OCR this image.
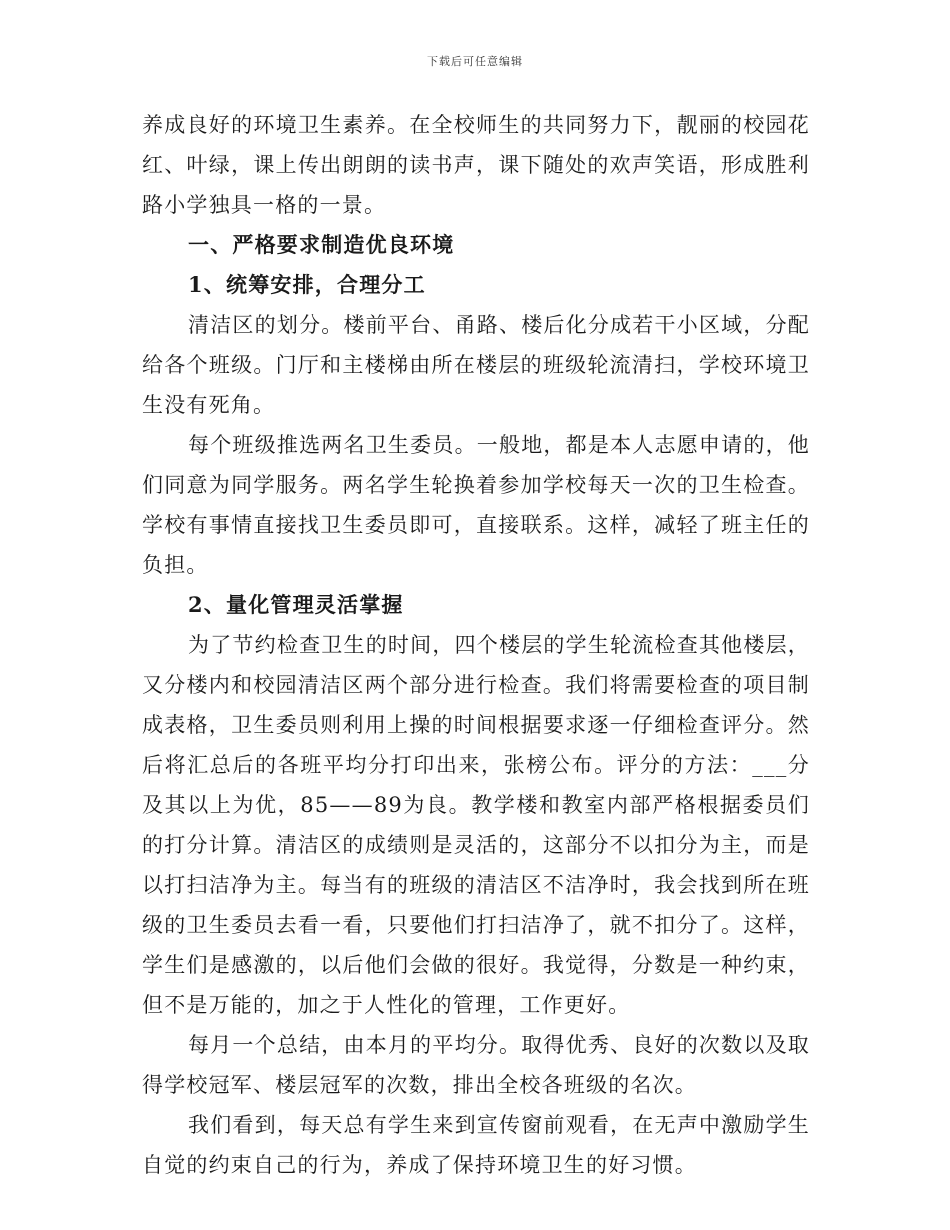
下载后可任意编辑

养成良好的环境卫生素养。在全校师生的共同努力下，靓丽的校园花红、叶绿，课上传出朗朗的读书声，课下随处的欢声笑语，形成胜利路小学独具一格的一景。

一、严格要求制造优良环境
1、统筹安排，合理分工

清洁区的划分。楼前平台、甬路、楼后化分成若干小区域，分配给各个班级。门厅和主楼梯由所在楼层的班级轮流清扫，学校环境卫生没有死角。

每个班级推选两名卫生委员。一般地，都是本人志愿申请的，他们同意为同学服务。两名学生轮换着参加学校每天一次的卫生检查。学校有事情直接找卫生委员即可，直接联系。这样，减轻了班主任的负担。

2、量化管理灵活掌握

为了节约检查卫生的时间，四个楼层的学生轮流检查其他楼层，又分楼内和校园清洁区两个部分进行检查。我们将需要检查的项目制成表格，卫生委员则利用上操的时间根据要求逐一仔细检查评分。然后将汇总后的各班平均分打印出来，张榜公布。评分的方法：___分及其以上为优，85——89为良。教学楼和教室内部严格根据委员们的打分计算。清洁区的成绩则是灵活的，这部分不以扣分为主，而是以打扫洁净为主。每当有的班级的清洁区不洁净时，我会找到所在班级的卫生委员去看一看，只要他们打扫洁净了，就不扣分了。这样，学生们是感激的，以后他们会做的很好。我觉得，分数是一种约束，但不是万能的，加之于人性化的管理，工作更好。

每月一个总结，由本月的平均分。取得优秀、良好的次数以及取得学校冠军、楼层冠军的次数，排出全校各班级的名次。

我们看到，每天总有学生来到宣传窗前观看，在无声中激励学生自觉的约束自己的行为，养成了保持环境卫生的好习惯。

--

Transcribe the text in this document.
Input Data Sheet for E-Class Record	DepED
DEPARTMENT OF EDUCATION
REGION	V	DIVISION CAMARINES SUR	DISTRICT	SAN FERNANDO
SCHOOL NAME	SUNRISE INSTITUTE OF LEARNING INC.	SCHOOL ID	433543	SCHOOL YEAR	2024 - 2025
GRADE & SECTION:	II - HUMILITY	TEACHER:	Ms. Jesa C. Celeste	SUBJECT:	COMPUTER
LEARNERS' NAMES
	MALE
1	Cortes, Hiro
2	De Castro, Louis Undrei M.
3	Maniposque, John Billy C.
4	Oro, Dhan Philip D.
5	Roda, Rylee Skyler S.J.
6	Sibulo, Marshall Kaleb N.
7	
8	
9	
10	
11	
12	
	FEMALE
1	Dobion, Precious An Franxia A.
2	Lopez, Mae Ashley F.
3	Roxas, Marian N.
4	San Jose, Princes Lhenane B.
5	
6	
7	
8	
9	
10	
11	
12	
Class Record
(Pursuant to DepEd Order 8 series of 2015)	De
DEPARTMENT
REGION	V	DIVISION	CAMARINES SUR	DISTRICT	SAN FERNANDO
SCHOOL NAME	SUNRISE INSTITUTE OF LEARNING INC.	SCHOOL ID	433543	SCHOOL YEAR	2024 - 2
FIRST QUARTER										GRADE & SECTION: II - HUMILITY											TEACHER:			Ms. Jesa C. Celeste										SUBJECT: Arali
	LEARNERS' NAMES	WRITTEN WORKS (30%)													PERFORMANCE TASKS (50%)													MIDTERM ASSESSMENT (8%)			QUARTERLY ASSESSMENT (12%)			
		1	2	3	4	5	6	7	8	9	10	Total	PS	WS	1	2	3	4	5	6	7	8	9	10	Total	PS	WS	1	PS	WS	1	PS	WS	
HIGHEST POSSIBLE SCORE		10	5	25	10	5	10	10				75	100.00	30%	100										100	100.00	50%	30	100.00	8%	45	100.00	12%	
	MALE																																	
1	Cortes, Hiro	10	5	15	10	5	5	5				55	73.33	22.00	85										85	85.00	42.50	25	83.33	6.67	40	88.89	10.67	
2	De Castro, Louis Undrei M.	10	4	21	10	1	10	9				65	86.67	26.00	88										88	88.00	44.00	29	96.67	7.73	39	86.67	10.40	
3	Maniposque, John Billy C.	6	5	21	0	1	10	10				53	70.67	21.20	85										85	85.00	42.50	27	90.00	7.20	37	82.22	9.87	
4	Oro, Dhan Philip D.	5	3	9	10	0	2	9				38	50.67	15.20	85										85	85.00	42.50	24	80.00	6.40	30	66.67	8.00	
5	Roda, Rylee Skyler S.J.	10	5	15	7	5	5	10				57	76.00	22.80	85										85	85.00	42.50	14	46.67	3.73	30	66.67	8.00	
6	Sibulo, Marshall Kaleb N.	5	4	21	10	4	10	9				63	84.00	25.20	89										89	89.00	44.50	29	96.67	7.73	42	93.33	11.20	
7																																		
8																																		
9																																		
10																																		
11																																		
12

◆ **TASK PROMPT**
Pick out every line above that contains the word "Sibulo" and copy it.

◆ **TASK ANSWER**
6	Sibulo, Marshall Kaleb N.
6	Sibulo, Marshall Kaleb N.	5	4	21	10	4	10	9				63	84.00	25.20	89										89	89.00	44.50	29	96.67	7.73	42	93.33	11.20	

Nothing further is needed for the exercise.